__Task objective__. Reproduce the records below in full and without edits, omitting images.

__Data for this task__.
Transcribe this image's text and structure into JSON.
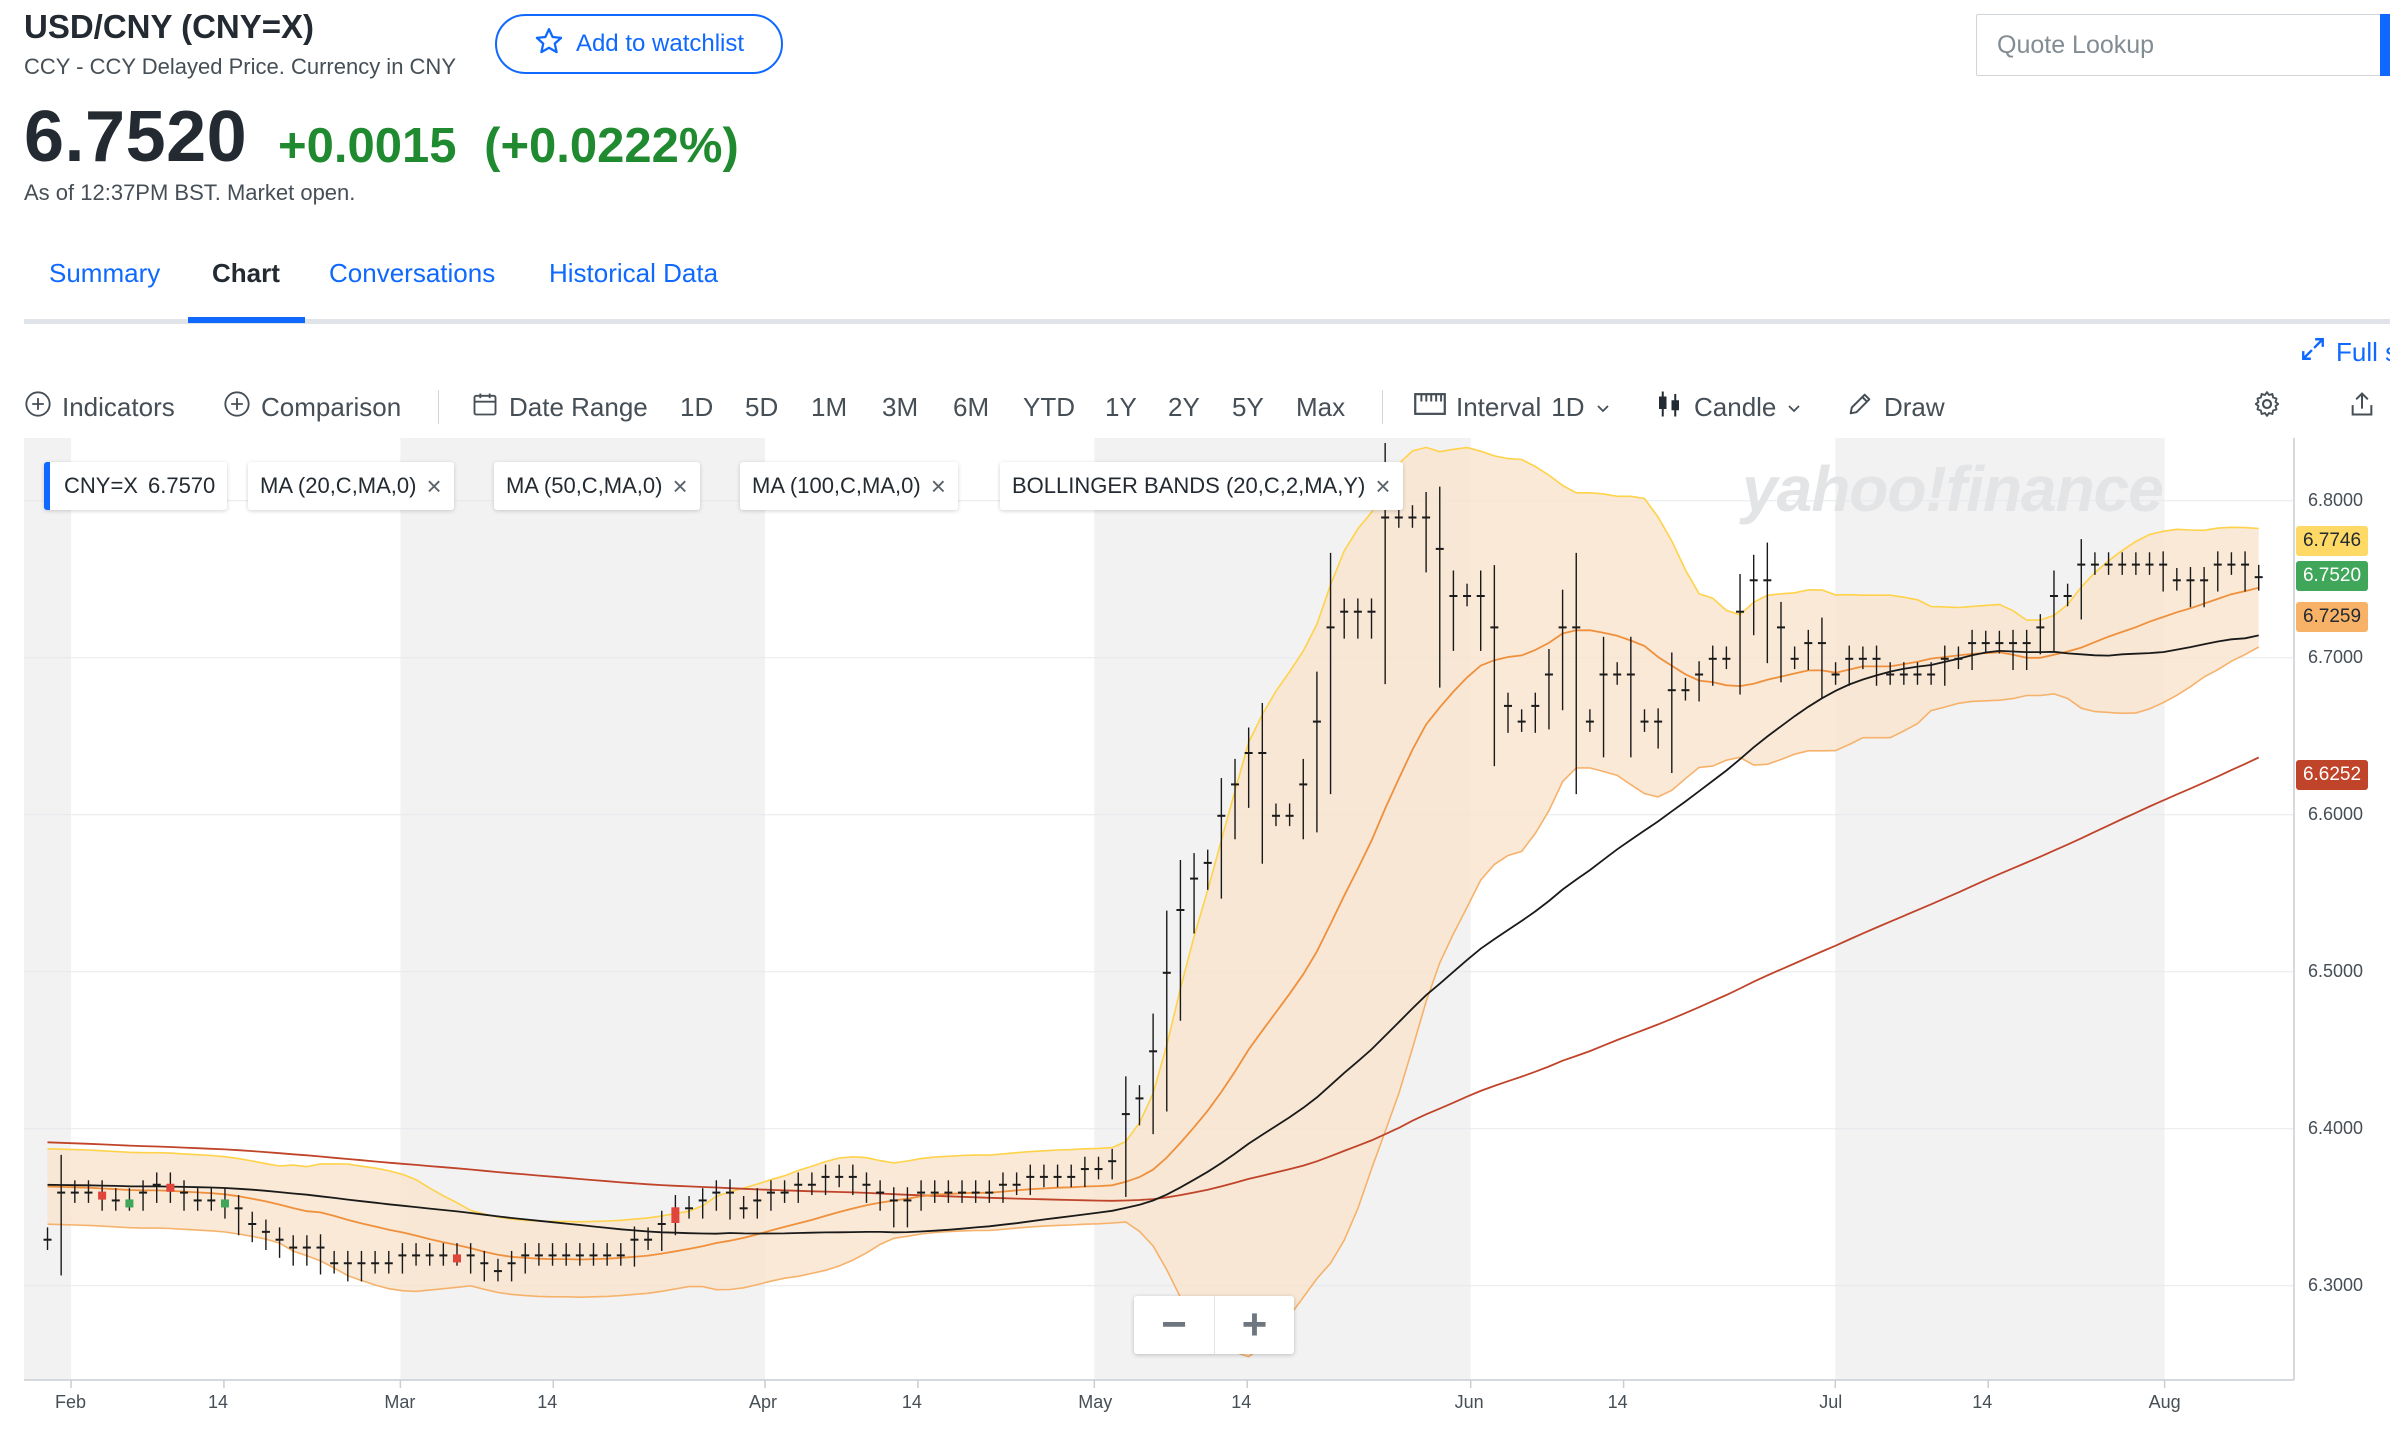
{
  "header": {
    "title": "USD/CNY (CNY=X)",
    "subtitle": "CCY - CCY Delayed Price. Currency in CNY",
    "watchlist_label": "Add to watchlist",
    "price": "6.7520",
    "change": "+0.0015",
    "change_pct": "(+0.0222%)",
    "as_of": "As of 12:37PM BST. Market open.",
    "search_placeholder": "Quote Lookup"
  },
  "tabs": [
    {
      "label": "Summary",
      "active": false
    },
    {
      "label": "Chart",
      "active": true
    },
    {
      "label": "Conversations",
      "active": false
    },
    {
      "label": "Historical Data",
      "active": false
    }
  ],
  "fullscreen_label": "Full s",
  "toolbar": {
    "indicators": "Indicators",
    "comparison": "Comparison",
    "date_range": "Date Range",
    "ranges": [
      "1D",
      "5D",
      "1M",
      "3M",
      "6M",
      "YTD",
      "1Y",
      "2Y",
      "5Y",
      "Max"
    ],
    "interval_label": "Interval",
    "interval_value": "1D",
    "chart_type": "Candle",
    "draw": "Draw"
  },
  "chips": {
    "symbol": "CNY=X",
    "symbol_value": "6.7570",
    "ma20": "MA (20,C,MA,0)",
    "ma50": "MA (50,C,MA,0)",
    "ma100": "MA (100,C,MA,0)",
    "bollinger": "BOLLINGER BANDS (20,C,2,MA,Y)",
    "close_glyph": "×"
  },
  "watermark": "yahoo!finance",
  "zoom": {
    "minus": "−",
    "plus": "+"
  },
  "price_tags": [
    {
      "label": "6.7746",
      "value": 6.7746,
      "color": "#ffd966"
    },
    {
      "label": "6.7520",
      "value": 6.752,
      "color": "#3fa65a",
      "text_color": "#ffffff"
    },
    {
      "label": "6.7259",
      "value": 6.7259,
      "color": "#f7b267"
    },
    {
      "label": "6.6252",
      "value": 6.6252,
      "color": "#c0442a",
      "text_color": "#ffffff"
    }
  ],
  "colors": {
    "up": "#3fa65a",
    "down": "#e0443a",
    "band_fill": "#f8e3cc",
    "band_upper": "#ffd24a",
    "band_lower": "#f6b26b",
    "ma20": "#f0903c",
    "ma50": "#1a1a1a",
    "ma100": "#c0442a",
    "shade": "#f2f2f3"
  },
  "chart_data": {
    "type": "candlestick",
    "y_ticks": [
      "6.8000",
      "6.7000",
      "6.6000",
      "6.5000",
      "6.4000",
      "6.3000"
    ],
    "y_tick_values": [
      6.8,
      6.7,
      6.6,
      6.5,
      6.4,
      6.3
    ],
    "ylim": [
      6.24,
      6.84
    ],
    "x_labels": [
      "Feb",
      "14",
      "Mar",
      "14",
      "Apr",
      "14",
      "May",
      "14",
      "Jun",
      "14",
      "Jul",
      "14",
      "Aug"
    ],
    "x_label_days": [
      4,
      17,
      32,
      45,
      63,
      76,
      91,
      104,
      123,
      136,
      154,
      167,
      182
    ],
    "day_range": [
      0,
      193
    ],
    "last_close": 6.752,
    "closes": [
      6.33,
      6.36,
      6.36,
      6.36,
      6.355,
      6.355,
      6.355,
      6.36,
      6.365,
      6.36,
      6.355,
      6.355,
      6.355,
      6.35,
      6.34,
      6.335,
      6.33,
      6.325,
      6.32,
      6.325,
      6.315,
      6.315,
      6.31,
      6.315,
      6.315,
      6.315,
      6.32,
      6.32,
      6.32,
      6.32,
      6.32,
      6.315,
      6.31,
      6.31,
      6.315,
      6.32,
      6.32,
      6.32,
      6.32,
      6.32,
      6.32,
      6.32,
      6.32,
      6.33,
      6.33,
      6.34,
      6.35,
      6.35,
      6.355,
      6.36,
      6.35,
      6.35,
      6.355,
      6.36,
      6.36,
      6.365,
      6.365,
      6.37,
      6.37,
      6.365,
      6.36,
      6.355,
      6.345,
      6.355,
      6.36,
      6.36,
      6.36,
      6.36,
      6.36,
      6.36,
      6.365,
      6.365,
      6.37,
      6.37,
      6.37,
      6.37,
      6.375,
      6.375,
      6.38,
      6.41,
      6.42,
      6.45,
      6.5,
      6.54,
      6.56,
      6.57,
      6.6,
      6.62,
      6.64,
      6.6,
      6.6,
      6.6,
      6.62,
      6.66,
      6.72,
      6.73,
      6.72,
      6.73,
      6.79,
      6.79,
      6.79,
      6.77,
      6.72,
      6.74,
      6.74,
      6.72,
      6.67,
      6.66,
      6.66,
      6.67,
      6.69,
      6.72,
      6.66,
      6.66,
      6.69,
      6.69,
      6.66,
      6.66,
      6.65,
      6.68,
      6.68,
      6.69,
      6.7,
      6.7,
      6.73,
      6.75,
      6.72,
      6.7,
      6.7,
      6.71,
      6.69,
      6.69,
      6.7,
      6.7,
      6.69,
      6.69,
      6.69,
      6.69,
      6.69,
      6.7,
      6.7,
      6.71,
      6.71,
      6.71,
      6.7,
      6.71,
      6.72,
      6.74,
      6.74,
      6.76,
      6.76,
      6.76,
      6.76,
      6.76,
      6.76,
      6.75,
      6.75,
      6.74,
      6.75,
      6.76,
      6.76,
      6.75,
      6.752
    ]
  }
}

__Answer to this exercise__.
Transcribe this image's text and structure into JSON.
{
  "header": {
    "title": "USD/CNY (CNY=X)",
    "subtitle": "CCY - CCY Delayed Price. Currency in CNY",
    "watchlist_label": "Add to watchlist",
    "price": "6.7520",
    "change": "+0.0015",
    "change_pct": "(+0.0222%)",
    "as_of": "As of 12:37PM BST. Market open.",
    "search_placeholder": "Quote Lookup"
  },
  "tabs": [
    {
      "label": "Summary",
      "active": false
    },
    {
      "label": "Chart",
      "active": true
    },
    {
      "label": "Conversations",
      "active": false
    },
    {
      "label": "Historical Data",
      "active": false
    }
  ],
  "fullscreen_label": "Full s",
  "toolbar": {
    "indicators": "Indicators",
    "comparison": "Comparison",
    "date_range": "Date Range",
    "ranges": [
      "1D",
      "5D",
      "1M",
      "3M",
      "6M",
      "YTD",
      "1Y",
      "2Y",
      "5Y",
      "Max"
    ],
    "interval_label": "Interval",
    "interval_value": "1D",
    "chart_type": "Candle",
    "draw": "Draw"
  },
  "chips": {
    "symbol": "CNY=X",
    "symbol_value": "6.7570",
    "ma20": "MA (20,C,MA,0)",
    "ma50": "MA (50,C,MA,0)",
    "ma100": "MA (100,C,MA,0)",
    "bollinger": "BOLLINGER BANDS (20,C,2,MA,Y)",
    "close_glyph": "×"
  },
  "watermark": "yahoo!finance",
  "zoom": {
    "minus": "−",
    "plus": "+"
  },
  "price_tags": [
    {
      "label": "6.7746",
      "value": 6.7746,
      "color": "#ffd966"
    },
    {
      "label": "6.7520",
      "value": 6.752,
      "color": "#3fa65a",
      "text_color": "#ffffff"
    },
    {
      "label": "6.7259",
      "value": 6.7259,
      "color": "#f7b267"
    },
    {
      "label": "6.6252",
      "value": 6.6252,
      "color": "#c0442a",
      "text_color": "#ffffff"
    }
  ],
  "colors": {
    "up": "#3fa65a",
    "down": "#e0443a",
    "band_fill": "#f8e3cc",
    "band_upper": "#ffd24a",
    "band_lower": "#f6b26b",
    "ma20": "#f0903c",
    "ma50": "#1a1a1a",
    "ma100": "#c0442a",
    "shade": "#f2f2f3"
  },
  "chart_data": {
    "type": "candlestick",
    "y_ticks": [
      "6.8000",
      "6.7000",
      "6.6000",
      "6.5000",
      "6.4000",
      "6.3000"
    ],
    "y_tick_values": [
      6.8,
      6.7,
      6.6,
      6.5,
      6.4,
      6.3
    ],
    "ylim": [
      6.24,
      6.84
    ],
    "x_labels": [
      "Feb",
      "14",
      "Mar",
      "14",
      "Apr",
      "14",
      "May",
      "14",
      "Jun",
      "14",
      "Jul",
      "14",
      "Aug"
    ],
    "x_label_days": [
      4,
      17,
      32,
      45,
      63,
      76,
      91,
      104,
      123,
      136,
      154,
      167,
      182
    ],
    "day_range": [
      0,
      193
    ],
    "last_close": 6.752,
    "closes": [
      6.33,
      6.36,
      6.36,
      6.36,
      6.355,
      6.355,
      6.355,
      6.36,
      6.365,
      6.36,
      6.355,
      6.355,
      6.355,
      6.35,
      6.34,
      6.335,
      6.33,
      6.325,
      6.32,
      6.325,
      6.315,
      6.315,
      6.31,
      6.315,
      6.315,
      6.315,
      6.32,
      6.32,
      6.32,
      6.32,
      6.32,
      6.315,
      6.31,
      6.31,
      6.315,
      6.32,
      6.32,
      6.32,
      6.32,
      6.32,
      6.32,
      6.32,
      6.32,
      6.33,
      6.33,
      6.34,
      6.35,
      6.35,
      6.355,
      6.36,
      6.35,
      6.35,
      6.355,
      6.36,
      6.36,
      6.365,
      6.365,
      6.37,
      6.37,
      6.365,
      6.36,
      6.355,
      6.345,
      6.355,
      6.36,
      6.36,
      6.36,
      6.36,
      6.36,
      6.36,
      6.365,
      6.365,
      6.37,
      6.37,
      6.37,
      6.37,
      6.375,
      6.375,
      6.38,
      6.41,
      6.42,
      6.45,
      6.5,
      6.54,
      6.56,
      6.57,
      6.6,
      6.62,
      6.64,
      6.6,
      6.6,
      6.6,
      6.62,
      6.66,
      6.72,
      6.73,
      6.72,
      6.73,
      6.79,
      6.79,
      6.79,
      6.77,
      6.72,
      6.74,
      6.74,
      6.72,
      6.67,
      6.66,
      6.66,
      6.67,
      6.69,
      6.72,
      6.66,
      6.66,
      6.69,
      6.69,
      6.66,
      6.66,
      6.65,
      6.68,
      6.68,
      6.69,
      6.7,
      6.7,
      6.73,
      6.75,
      6.72,
      6.7,
      6.7,
      6.71,
      6.69,
      6.69,
      6.7,
      6.7,
      6.69,
      6.69,
      6.69,
      6.69,
      6.69,
      6.7,
      6.7,
      6.71,
      6.71,
      6.71,
      6.7,
      6.71,
      6.72,
      6.74,
      6.74,
      6.76,
      6.76,
      6.76,
      6.76,
      6.76,
      6.76,
      6.75,
      6.75,
      6.74,
      6.75,
      6.76,
      6.76,
      6.75,
      6.752
    ]
  }
}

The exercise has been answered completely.